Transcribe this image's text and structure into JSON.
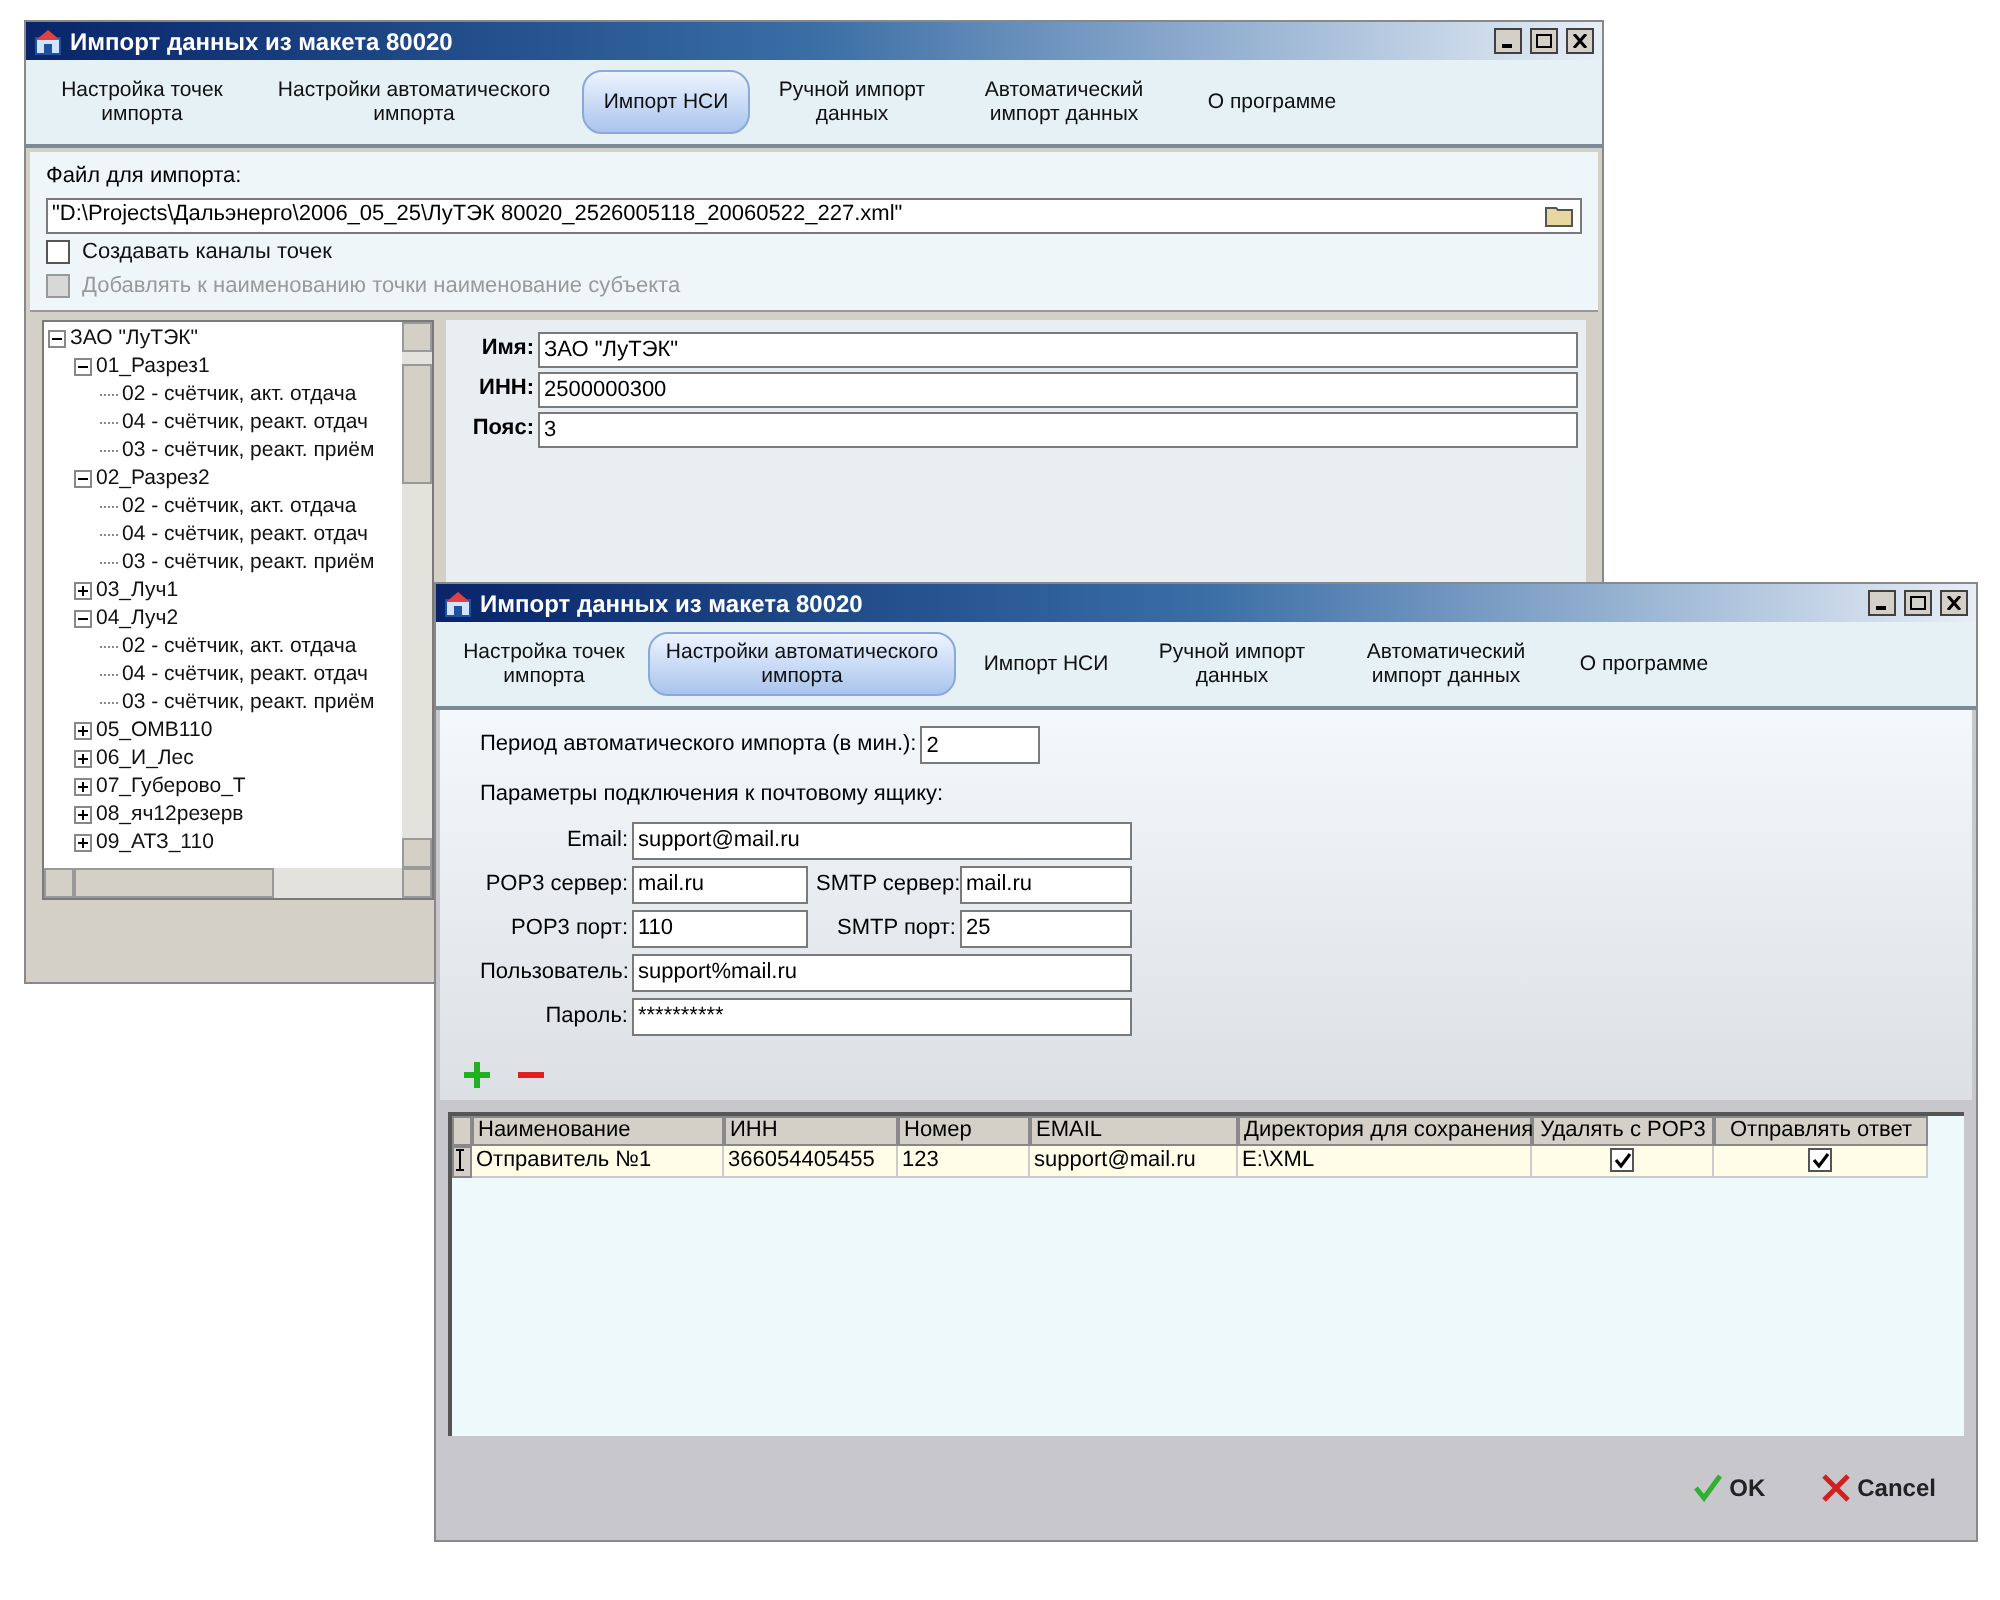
{
  "back_window": {
    "title": "Импорт данных из макета 80020",
    "tabs": [
      {
        "label": "Настройка точек импорта",
        "selected": false
      },
      {
        "label": "Настройки автоматического импорта",
        "selected": false
      },
      {
        "label": "Импорт НСИ",
        "selected": true
      },
      {
        "label": "Ручной импорт данных",
        "selected": false
      },
      {
        "label": "Автоматический импорт данных",
        "selected": false
      },
      {
        "label": "О программе",
        "selected": false
      }
    ],
    "file_label": "Файл для импорта:",
    "file_path": "\"D:\\Projects\\Дальэнерго\\2006_05_25\\ЛуТЭК 80020_2526005118_20060522_227.xml\"",
    "checkboxes": [
      {
        "label": "Создавать каналы точек",
        "checked": false,
        "disabled": false
      },
      {
        "label": "Добавлять к наименованию точки наименование субъекта",
        "checked": false,
        "disabled": true
      }
    ],
    "tree": [
      {
        "label": "ЗАО \"ЛуТЭК\"",
        "expanded": true,
        "children": [
          {
            "label": "01_Разрез1",
            "expanded": true,
            "children": [
              {
                "label": "02 - счётчик, акт. отдача"
              },
              {
                "label": "04 - счётчик, реакт. отдач"
              },
              {
                "label": "03 - счётчик, реакт. приём"
              }
            ]
          },
          {
            "label": "02_Разрез2",
            "expanded": true,
            "children": [
              {
                "label": "02 - счётчик, акт. отдача"
              },
              {
                "label": "04 - счётчик, реакт. отдач"
              },
              {
                "label": "03 - счётчик, реакт. приём"
              }
            ]
          },
          {
            "label": "03_Луч1",
            "expanded": false
          },
          {
            "label": "04_Луч2",
            "expanded": true,
            "children": [
              {
                "label": "02 - счётчик, акт. отдача"
              },
              {
                "label": "04 - счётчик, реакт. отдач"
              },
              {
                "label": "03 - счётчик, реакт. приём"
              }
            ]
          },
          {
            "label": "05_ОМВ110",
            "expanded": false
          },
          {
            "label": "06_И_Лес",
            "expanded": false
          },
          {
            "label": "07_Губерово_Т",
            "expanded": false
          },
          {
            "label": "08_яч12резерв",
            "expanded": false
          },
          {
            "label": "09_АТЗ_110",
            "expanded": false
          }
        ]
      }
    ],
    "fields": [
      {
        "label": "Имя:",
        "value": "ЗАО \"ЛуТЭК\""
      },
      {
        "label": "ИНН:",
        "value": "2500000300"
      },
      {
        "label": "Пояс:",
        "value": "3"
      }
    ]
  },
  "front_window": {
    "title": "Импорт данных из макета 80020",
    "tabs": [
      {
        "label": "Настройка точек импорта",
        "selected": false
      },
      {
        "label": "Настройки автоматического импорта",
        "selected": true
      },
      {
        "label": "Импорт НСИ",
        "selected": false
      },
      {
        "label": "Ручной импорт данных",
        "selected": false
      },
      {
        "label": "Автоматический импорт данных",
        "selected": false
      },
      {
        "label": "О программе",
        "selected": false
      }
    ],
    "period_label": "Период автоматического импорта (в мин.):",
    "period_value": "2",
    "mail_heading": "Параметры подключения к почтовому ящику:",
    "email": {
      "label": "Email:",
      "value": "support@mail.ru"
    },
    "pop3_server": {
      "label": "POP3 сервер:",
      "value": "mail.ru"
    },
    "smtp_server": {
      "label": "SMTP сервер:",
      "value": "mail.ru"
    },
    "pop3_port": {
      "label": "POP3 порт:",
      "value": "110"
    },
    "smtp_port": {
      "label": "SMTP порт:",
      "value": "25"
    },
    "user": {
      "label": "Пользователь:",
      "value": "support%mail.ru"
    },
    "password": {
      "label": "Пароль:",
      "value": "**********"
    },
    "table": {
      "columns": [
        "Наименование",
        "ИНН",
        "Номер",
        "EMAIL",
        "Директория для сохранения",
        "Удалять с POP3",
        "Отправлять ответ"
      ],
      "rows": [
        {
          "cells": [
            "Отправитель №1",
            "366054405455",
            "123",
            "support@mail.ru",
            "E:\\XML"
          ],
          "delete_pop3": true,
          "send_reply": true,
          "selected": true
        }
      ]
    },
    "buttons": [
      "OK",
      "Cancel"
    ]
  }
}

◆ ◆ ◆ ◆ ◆

Report how many lines above hold the string "сервер", giving nothing but the number.

**Complete output:** 2